Copy out the lines that have "Sector" in them.

Dataset entries on figures:
———

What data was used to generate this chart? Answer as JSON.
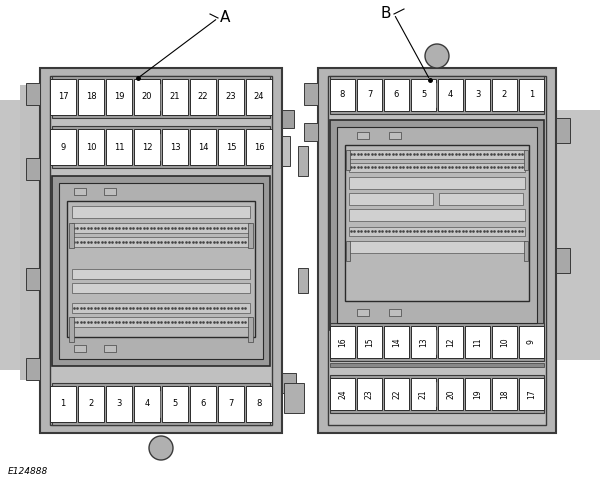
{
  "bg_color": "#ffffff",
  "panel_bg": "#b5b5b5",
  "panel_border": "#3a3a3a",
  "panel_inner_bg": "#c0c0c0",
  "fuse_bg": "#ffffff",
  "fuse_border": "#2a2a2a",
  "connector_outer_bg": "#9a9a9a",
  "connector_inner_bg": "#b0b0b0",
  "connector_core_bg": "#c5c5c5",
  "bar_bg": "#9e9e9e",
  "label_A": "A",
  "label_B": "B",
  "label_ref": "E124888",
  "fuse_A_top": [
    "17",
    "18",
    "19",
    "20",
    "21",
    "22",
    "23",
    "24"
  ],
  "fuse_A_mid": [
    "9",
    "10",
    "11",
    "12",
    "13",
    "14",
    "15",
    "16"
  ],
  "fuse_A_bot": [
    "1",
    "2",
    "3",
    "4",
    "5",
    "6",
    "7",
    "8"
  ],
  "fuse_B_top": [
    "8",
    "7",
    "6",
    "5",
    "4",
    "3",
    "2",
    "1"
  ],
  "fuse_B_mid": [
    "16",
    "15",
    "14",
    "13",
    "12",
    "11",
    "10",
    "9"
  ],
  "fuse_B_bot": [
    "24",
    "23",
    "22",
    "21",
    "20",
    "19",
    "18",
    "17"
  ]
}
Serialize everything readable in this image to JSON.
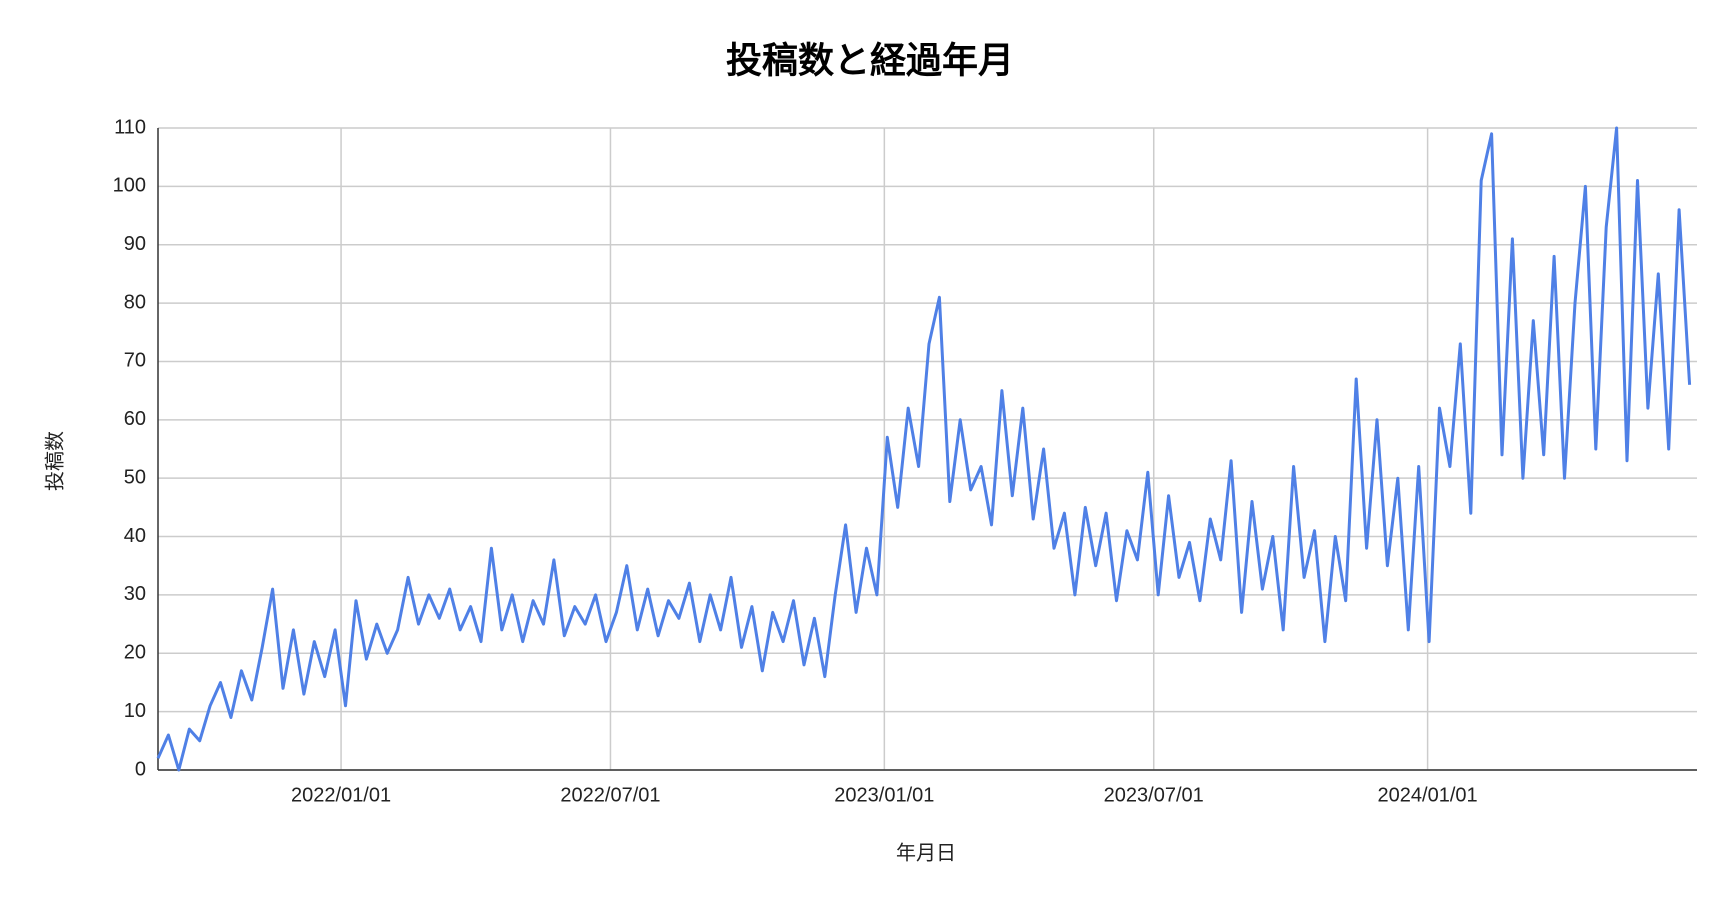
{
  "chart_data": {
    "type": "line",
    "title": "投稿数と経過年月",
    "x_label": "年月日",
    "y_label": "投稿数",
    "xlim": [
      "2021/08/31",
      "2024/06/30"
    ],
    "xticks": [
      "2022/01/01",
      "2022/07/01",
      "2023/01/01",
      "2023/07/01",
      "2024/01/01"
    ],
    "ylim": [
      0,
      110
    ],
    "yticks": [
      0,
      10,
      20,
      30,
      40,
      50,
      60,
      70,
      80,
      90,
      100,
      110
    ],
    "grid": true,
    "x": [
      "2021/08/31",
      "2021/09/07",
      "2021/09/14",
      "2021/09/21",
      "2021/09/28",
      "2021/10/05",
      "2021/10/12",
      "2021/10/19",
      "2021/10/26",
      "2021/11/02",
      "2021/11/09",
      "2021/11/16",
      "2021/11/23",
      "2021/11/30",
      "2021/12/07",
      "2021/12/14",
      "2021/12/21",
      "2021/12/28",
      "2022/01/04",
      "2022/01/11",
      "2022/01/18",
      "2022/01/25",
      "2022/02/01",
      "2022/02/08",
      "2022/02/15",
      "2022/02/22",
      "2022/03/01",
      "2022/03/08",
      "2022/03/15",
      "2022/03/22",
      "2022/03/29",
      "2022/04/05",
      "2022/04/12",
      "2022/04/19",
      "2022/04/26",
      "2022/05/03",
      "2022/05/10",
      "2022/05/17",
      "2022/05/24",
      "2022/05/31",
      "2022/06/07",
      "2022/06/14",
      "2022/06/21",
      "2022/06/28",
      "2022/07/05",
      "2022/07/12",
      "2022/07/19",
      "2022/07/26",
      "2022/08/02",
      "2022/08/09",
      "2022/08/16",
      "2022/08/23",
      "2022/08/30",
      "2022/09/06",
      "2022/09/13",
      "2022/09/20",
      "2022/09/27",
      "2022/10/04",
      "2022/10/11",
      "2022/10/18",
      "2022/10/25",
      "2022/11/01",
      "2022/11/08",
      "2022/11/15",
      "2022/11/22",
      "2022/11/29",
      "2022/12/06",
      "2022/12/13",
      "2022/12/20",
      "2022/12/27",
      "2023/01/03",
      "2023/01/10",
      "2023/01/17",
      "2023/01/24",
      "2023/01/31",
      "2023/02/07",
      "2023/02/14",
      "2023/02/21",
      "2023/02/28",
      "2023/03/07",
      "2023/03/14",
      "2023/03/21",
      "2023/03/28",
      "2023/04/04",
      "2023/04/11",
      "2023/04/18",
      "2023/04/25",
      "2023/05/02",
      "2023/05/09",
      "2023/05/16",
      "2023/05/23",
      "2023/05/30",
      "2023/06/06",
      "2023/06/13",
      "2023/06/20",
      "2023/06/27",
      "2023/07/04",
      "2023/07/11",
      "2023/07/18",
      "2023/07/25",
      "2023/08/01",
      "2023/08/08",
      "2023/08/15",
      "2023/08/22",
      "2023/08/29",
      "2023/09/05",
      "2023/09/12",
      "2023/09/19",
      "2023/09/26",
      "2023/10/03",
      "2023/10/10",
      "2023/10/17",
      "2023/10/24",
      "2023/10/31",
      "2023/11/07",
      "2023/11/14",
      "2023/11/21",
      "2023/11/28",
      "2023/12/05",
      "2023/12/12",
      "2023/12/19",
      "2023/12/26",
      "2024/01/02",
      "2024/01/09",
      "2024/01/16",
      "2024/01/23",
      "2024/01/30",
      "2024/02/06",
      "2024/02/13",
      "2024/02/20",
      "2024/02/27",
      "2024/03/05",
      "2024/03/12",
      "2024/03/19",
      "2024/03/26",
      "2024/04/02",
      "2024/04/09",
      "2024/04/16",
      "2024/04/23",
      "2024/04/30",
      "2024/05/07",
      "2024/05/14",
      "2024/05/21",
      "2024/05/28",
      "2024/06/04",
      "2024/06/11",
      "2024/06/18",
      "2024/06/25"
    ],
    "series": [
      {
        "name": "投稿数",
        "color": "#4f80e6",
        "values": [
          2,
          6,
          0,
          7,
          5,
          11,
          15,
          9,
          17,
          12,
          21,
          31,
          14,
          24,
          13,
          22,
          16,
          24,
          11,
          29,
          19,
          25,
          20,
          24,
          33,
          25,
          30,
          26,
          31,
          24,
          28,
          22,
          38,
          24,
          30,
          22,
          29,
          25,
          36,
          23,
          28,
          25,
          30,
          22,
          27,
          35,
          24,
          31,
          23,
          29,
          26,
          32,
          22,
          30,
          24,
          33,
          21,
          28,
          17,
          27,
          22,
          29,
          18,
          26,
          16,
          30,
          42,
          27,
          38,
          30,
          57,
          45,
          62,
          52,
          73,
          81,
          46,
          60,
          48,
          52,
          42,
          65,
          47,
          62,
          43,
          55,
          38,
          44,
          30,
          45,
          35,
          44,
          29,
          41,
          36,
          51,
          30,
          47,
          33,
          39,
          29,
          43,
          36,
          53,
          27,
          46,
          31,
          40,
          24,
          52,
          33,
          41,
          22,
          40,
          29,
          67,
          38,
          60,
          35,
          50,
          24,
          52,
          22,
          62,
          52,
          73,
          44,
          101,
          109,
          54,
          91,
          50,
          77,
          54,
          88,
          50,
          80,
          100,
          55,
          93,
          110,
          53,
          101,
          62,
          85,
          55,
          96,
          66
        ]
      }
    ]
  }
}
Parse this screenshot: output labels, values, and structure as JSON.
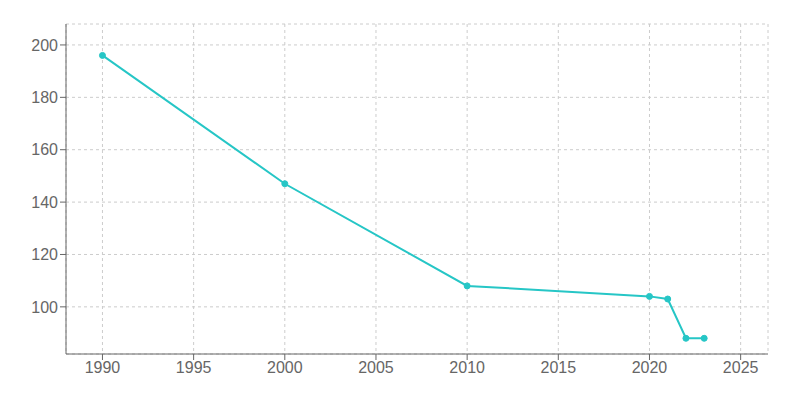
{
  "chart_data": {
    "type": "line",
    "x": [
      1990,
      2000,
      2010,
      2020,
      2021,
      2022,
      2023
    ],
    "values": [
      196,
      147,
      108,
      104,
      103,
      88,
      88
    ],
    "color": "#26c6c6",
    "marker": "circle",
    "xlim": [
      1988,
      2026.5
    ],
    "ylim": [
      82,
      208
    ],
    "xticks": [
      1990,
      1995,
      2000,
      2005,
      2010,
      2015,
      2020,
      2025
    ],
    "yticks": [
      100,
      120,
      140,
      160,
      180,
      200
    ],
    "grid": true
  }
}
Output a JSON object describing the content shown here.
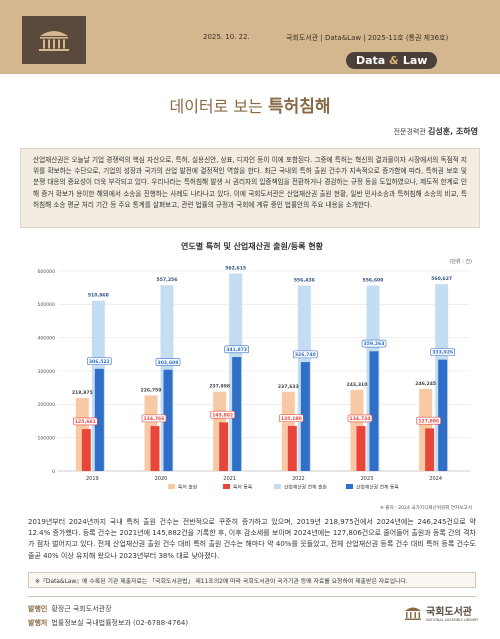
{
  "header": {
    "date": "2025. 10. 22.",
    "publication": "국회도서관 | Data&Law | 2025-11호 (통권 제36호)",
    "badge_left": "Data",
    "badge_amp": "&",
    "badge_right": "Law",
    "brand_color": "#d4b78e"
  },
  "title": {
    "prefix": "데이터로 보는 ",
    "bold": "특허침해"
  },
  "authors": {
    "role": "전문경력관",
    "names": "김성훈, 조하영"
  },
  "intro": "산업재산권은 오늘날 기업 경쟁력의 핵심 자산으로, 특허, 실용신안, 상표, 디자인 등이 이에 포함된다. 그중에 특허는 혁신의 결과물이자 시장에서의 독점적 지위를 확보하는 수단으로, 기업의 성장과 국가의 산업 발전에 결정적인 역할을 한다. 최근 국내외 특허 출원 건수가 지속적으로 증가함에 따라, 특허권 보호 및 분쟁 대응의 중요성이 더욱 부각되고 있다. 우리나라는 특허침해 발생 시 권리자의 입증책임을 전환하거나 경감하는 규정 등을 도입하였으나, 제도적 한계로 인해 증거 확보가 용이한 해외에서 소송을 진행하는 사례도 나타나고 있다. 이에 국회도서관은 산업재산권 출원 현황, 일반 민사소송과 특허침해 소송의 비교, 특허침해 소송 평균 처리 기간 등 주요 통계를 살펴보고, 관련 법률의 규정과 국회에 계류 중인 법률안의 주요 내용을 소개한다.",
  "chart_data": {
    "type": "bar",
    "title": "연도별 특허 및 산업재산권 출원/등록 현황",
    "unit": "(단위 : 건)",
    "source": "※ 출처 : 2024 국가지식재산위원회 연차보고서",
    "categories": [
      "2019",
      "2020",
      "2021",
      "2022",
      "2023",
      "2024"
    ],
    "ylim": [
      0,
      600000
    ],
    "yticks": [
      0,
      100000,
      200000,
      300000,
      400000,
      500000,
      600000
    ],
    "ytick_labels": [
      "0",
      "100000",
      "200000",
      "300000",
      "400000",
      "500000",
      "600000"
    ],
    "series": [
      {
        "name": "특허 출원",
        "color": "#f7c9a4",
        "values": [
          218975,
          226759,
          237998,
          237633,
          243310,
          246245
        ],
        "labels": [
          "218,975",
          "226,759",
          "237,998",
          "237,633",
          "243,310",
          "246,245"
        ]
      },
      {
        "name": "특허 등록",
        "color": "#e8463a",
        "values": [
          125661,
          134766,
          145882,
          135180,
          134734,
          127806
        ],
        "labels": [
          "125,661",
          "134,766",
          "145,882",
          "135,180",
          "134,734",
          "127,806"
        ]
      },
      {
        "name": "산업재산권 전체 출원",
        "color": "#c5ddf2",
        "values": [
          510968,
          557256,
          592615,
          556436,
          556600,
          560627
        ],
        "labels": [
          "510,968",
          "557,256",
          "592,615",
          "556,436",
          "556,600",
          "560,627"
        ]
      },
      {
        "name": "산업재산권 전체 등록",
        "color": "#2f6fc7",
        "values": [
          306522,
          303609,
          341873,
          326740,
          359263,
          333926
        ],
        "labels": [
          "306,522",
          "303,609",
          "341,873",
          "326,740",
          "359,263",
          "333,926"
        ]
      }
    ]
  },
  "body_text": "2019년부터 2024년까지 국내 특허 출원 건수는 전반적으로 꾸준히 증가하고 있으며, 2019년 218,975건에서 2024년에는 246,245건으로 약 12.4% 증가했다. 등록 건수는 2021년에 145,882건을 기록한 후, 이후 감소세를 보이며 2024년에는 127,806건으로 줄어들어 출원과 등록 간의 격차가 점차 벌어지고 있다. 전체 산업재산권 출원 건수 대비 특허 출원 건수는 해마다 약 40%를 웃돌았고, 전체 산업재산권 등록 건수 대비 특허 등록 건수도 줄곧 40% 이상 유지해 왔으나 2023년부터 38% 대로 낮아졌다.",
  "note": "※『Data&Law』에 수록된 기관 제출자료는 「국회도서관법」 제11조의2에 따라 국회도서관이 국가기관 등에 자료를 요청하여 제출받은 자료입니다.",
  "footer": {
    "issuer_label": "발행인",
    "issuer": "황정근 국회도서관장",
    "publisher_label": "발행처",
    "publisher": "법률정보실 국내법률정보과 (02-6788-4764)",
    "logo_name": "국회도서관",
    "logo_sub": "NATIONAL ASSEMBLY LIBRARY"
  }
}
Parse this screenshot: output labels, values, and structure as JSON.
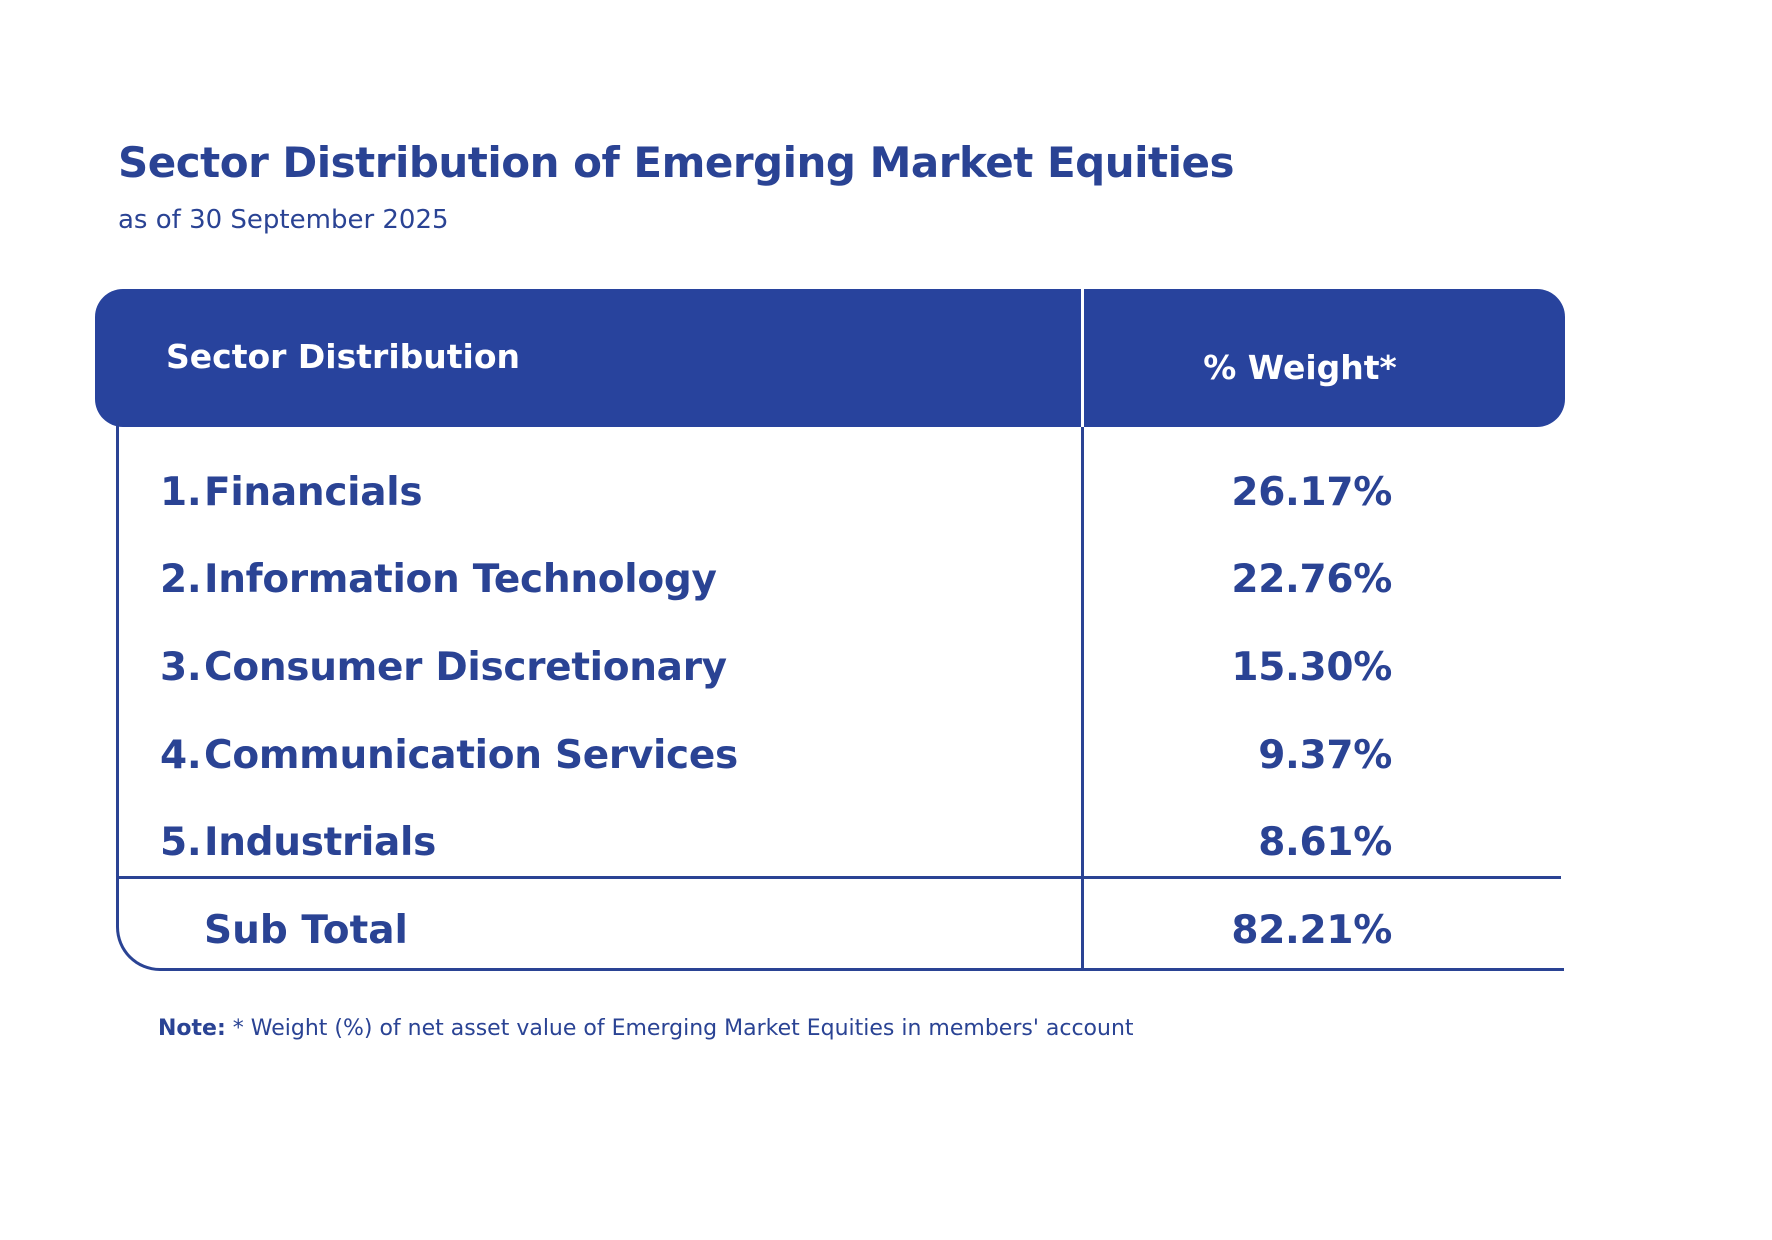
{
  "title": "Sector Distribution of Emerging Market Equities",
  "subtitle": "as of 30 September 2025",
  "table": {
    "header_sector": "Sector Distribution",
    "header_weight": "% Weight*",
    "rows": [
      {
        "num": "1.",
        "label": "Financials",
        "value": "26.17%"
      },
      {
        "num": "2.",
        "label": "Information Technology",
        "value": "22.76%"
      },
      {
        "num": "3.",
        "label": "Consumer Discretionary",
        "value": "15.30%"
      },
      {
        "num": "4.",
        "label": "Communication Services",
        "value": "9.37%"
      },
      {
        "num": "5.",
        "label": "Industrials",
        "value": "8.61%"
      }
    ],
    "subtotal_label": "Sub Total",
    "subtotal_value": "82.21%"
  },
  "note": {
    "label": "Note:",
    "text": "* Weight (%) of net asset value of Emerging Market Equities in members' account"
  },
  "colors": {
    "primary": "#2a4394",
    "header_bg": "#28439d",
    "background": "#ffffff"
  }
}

———

**Answer for the task:**
  "title": "Sector Distribution of Emerging Market Equities",
    "header_sector": "Sector Distribution",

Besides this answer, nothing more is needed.